# Texto selecionado
Tuesday, November 11, 2008

Honoris causa e o espírito académico [3].

Hoje consegui vagar, que já terminou, para prosseguir com esta série que iniciei aqui e dei continuidade aqui. A Universidade Eduardo Mondlane (UEM) acaba de atribuir esta tarde mais um Doutoramento Honoris Causa. Desta vez a Doutora já era doutorada e trata-se de Berit Olsson. A laureada com o DHC em Ciências de Educação foi (não sei se continua) directora da Agencia Suéca para o Desenvolvimento Internacional, (ASDI) também conhecido por SIDA/SAREC. O “Saco azul” da UEM e que a tornou numa das universidades africanas cujo orçamento já chegou a ser financiado em mais de 80% pela "industria da caridade". A “indústria da caridade” e, de alguma maneira, o Governo-Estado são, portanto, as duas orquestras que escolhem o ritmo da música que se toca na UEM. Em outra ocasião ainda abordarei as implicações disso para a tão cara liberdade académica e utópica autonomia institucional.


A UEM andou em mãos lençóis com a SIDA/SAREC. Isso ocorreu depois de algumas auditorias levadas a cabo pela SIDA/SAREC, num processo contabilístico bastante deficiente que, alegadamente, identificou desvio de aplicação, e falta de justificação, de fundos ainda na era da reitoria “autocrática” de Brazão Mazula. A SIDA/SAREC zangou-se e chegou a ameaçar, virou moda, cortar os fundos caso não se repusessem os fundos. Em algum momento era preciso fazer as pazes. Ao que tudo indica a saída foi encontrada para voltar a agradar ao doador. Em Moçambique doador é como o “Patrão é Patrão” de McRoger, sempre tem razão! Neste país acha-se que as instituições só funcionam quando os donos da mola nos dão um puxão de orelhas, não importa se aqueles estão ou não certos e curvámo-nos com o rabo entre as pernas para não cortarem os fundos. Os DNC surgem, como sugeri antes, como uma estratégia de buscar recursos matérias e simbólico transaccionado esse título honorífico.

# Dados fornecidos
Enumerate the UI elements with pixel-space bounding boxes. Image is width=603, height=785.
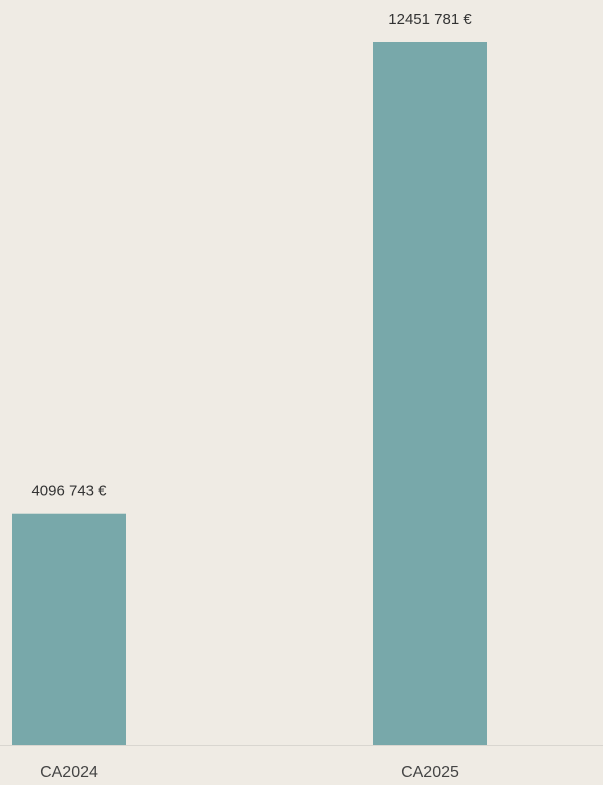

# Objetivo do exercício
Escreva a continuação do texto sobre o doutoramento honoris causa atribuído pela UEM, começando logo após a última frase apresentada. As linhas constituem material à parte, independente do texto.

# Resultado da tarefa
Prometi reflectir, neste número, sobre até que ponto os nossos laureados contribuíram para o avanço da “cultura académica” e do “espírito científico”? O que estaria por detrás da recente corrida das universidades a procura de figuras honráveis? Fiquei também de abordar o que designei de lógica de competição no mercado do ensino superior. Sugeri que a atribuição de Doutoramento Honoris Causa à figuras publicas, com prestígio, podia ser visto como uma estratégia de marketing para adquirir vantagem competitiva nesse mercado. Antes de prosseguir permitam-me referir-me aos comentários interessantes de Sueli Borges, aqui, e de Bayano, sobre o assunto.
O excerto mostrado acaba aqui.